WHAT NEEDS TO BE DONE.
Check every line of the entries that follow, and copy the ones containing "frame".
--
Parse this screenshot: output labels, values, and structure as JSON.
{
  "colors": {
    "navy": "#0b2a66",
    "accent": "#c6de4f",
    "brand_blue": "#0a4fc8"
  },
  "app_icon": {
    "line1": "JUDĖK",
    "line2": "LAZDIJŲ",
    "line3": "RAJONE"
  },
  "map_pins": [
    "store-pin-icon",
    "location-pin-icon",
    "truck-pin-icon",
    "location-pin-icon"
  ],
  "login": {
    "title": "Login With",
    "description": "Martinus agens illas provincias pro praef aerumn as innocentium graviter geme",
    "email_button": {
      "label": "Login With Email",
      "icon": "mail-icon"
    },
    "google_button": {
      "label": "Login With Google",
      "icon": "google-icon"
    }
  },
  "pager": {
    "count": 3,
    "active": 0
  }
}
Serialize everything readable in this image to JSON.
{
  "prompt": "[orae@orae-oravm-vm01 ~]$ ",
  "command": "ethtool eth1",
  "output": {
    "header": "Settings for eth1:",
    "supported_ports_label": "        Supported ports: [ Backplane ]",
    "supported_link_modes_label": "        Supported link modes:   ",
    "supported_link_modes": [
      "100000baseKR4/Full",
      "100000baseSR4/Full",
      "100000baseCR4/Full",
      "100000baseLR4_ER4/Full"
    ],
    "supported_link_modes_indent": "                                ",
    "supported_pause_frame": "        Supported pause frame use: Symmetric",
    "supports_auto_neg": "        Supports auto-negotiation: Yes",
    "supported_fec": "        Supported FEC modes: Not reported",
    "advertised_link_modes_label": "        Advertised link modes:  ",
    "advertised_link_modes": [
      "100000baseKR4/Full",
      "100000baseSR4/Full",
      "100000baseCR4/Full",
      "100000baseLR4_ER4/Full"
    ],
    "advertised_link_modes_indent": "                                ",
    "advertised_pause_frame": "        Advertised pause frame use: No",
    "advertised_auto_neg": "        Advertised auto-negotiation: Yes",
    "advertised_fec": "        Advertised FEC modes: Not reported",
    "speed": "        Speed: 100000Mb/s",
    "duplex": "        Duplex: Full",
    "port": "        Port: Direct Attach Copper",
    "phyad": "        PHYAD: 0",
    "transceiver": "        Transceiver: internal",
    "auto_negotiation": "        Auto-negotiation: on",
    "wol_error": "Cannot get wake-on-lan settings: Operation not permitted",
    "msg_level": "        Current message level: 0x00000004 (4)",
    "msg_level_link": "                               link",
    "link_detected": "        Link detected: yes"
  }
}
--
RIGHT ANSWER.
    "supported_pause_frame": "        Supported pause frame use: Symmetric",
    "advertised_pause_frame": "        Advertised pause frame use: No",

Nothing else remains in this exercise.